** Requirement **
Will you restate verbatim the lines running from the line with "Transcribe this image's" to the end of the data, leaving out everything else?

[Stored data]
------
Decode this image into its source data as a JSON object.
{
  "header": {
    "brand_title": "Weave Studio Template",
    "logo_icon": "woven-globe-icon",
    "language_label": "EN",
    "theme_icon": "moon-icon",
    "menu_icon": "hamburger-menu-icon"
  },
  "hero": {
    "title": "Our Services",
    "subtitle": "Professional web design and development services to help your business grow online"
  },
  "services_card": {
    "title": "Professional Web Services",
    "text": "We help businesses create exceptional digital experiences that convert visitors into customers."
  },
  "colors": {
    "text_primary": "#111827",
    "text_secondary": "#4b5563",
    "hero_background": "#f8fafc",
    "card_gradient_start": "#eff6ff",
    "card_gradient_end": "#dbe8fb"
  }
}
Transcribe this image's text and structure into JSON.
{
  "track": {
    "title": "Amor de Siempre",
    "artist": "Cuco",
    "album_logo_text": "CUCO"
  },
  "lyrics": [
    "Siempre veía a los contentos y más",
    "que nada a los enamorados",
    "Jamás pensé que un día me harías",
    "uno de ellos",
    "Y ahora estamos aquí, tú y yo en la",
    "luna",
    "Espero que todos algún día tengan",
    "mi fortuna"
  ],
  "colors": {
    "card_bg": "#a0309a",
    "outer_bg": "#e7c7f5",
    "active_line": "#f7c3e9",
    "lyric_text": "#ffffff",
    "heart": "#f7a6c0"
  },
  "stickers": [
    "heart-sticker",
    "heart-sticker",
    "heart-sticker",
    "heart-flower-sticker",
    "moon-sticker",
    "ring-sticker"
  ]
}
------
** Response **
Transcribe this image's text and structure into JSON.
{
  "track": {
    "title": "Amor de Siempre",
    "artist": "Cuco",
    "album_logo_text": "CUCO"
  },
  "lyrics": [
    "Siempre veía a los contentos y más",
    "que nada a los enamorados",
    "Jamás pensé que un día me harías",
    "uno de ellos",
    "Y ahora estamos aquí, tú y yo en la",
    "luna",
    "Espero que todos algún día tengan",
    "mi fortuna"
  ],
  "colors": {
    "card_bg": "#a0309a",
    "outer_bg": "#e7c7f5",
    "active_line": "#f7c3e9",
    "lyric_text": "#ffffff",
    "heart": "#f7a6c0"
  },
  "stickers": [
    "heart-sticker",
    "heart-sticker",
    "heart-sticker",
    "heart-flower-sticker",
    "moon-sticker",
    "ring-sticker"
  ]
}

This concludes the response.